Requirement -> From the listing below, pull out the lines that hold "крови".

Records excerpted from a collection
----------------------------------------
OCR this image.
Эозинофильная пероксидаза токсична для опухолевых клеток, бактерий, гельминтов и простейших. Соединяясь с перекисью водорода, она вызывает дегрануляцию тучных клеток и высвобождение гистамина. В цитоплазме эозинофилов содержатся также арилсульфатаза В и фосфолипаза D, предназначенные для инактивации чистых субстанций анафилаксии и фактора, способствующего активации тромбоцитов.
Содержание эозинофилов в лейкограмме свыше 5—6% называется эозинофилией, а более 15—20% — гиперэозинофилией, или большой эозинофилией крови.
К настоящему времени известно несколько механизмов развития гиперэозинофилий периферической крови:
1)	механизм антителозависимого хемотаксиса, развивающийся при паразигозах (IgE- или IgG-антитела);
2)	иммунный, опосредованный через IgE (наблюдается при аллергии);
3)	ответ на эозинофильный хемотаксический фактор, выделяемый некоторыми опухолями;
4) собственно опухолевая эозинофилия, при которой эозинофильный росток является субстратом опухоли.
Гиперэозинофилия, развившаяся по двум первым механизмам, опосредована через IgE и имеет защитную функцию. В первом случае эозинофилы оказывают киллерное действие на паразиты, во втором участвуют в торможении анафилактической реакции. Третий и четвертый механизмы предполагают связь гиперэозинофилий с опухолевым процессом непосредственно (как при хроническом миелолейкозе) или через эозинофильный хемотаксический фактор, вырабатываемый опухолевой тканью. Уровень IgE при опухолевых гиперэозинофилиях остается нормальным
----------------------------------------
Solution to the problem ->
Содержание эозинофилов в лейкограмме свыше 5—6% называется эозинофилией, а более 15—20% — гиперэозинофилией, или большой эозинофилией крови.
К настоящему времени известно несколько механизмов развития гиперэозинофилий периферической крови:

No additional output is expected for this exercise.